» Work to be completed: Every line of the material is to be quoted verbatim, minus the pictures.

» Input for this task:
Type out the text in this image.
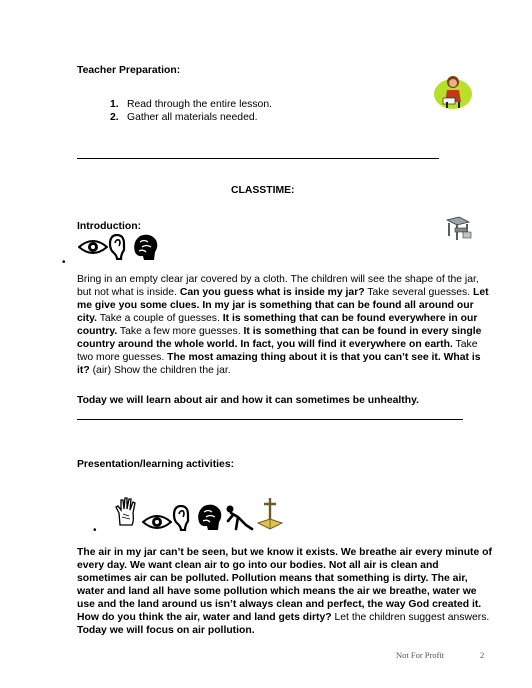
Teacher Preparation:
1. Read through the entire lesson.
2. Gather all materials needed.
CLASSTIME:
Introduction:
•
Bring in an empty clear jar covered by a cloth. The children will see the shape of the jar, but not what is inside. Can you guess what is inside my jar? Take several guesses. Let me give you some clues. In my jar is something that can be found all around our city. Take a couple of guesses. It is something that can be found everywhere in our country. Take a few more guesses. It is something that can be found in every single country around the whole world. In fact, you will find it everywhere on earth. Take two more guesses. The most amazing thing about it is that you can’t see it. What is it? (air) Show the children the jar.
Today we will learn about air and how it can sometimes be unhealthy.
Presentation/learning activities:
•
The air in my jar can’t be seen, but we know it exists. We breathe air every minute of every day. We want clean air to go into our bodies. Not all air is clean and sometimes air can be polluted. Pollution means that something is dirty. The air, water and land all have some pollution which means the air we breathe, water we use and the land around us isn’t always clean and perfect, the way God created it. How do you think the air, water and land gets dirty? Let the children suggest answers. Today we will focus on air pollution.
Not For Profit	2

» Output for this task:
Type out the text in this image.
Teacher Preparation:
1. Read through the entire lesson.
2. Gather all materials needed.
CLASSTIME:
Introduction:
•
Bring in an empty clear jar covered by a cloth. The children will see the shape of the jar, but not what is inside. Can you guess what is inside my jar? Take several guesses. Let me give you some clues. In my jar is something that can be found all around our city. Take a couple of guesses. It is something that can be found everywhere in our country. Take a few more guesses. It is something that can be found in every single country around the whole world. In fact, you will find it everywhere on earth. Take two more guesses. The most amazing thing about it is that you can’t see it. What is it? (air) Show the children the jar.
Today we will learn about air and how it can sometimes be unhealthy.
Presentation/learning activities:
•
The air in my jar can’t be seen, but we know it exists. We breathe air every minute of every day. We want clean air to go into our bodies. Not all air is clean and sometimes air can be polluted. Pollution means that something is dirty. The air, water and land all have some pollution which means the air we breathe, water we use and the land around us isn’t always clean and perfect, the way God created it. How do you think the air, water and land gets dirty? Let the children suggest answers. Today we will focus on air pollution.
Not For Profit	2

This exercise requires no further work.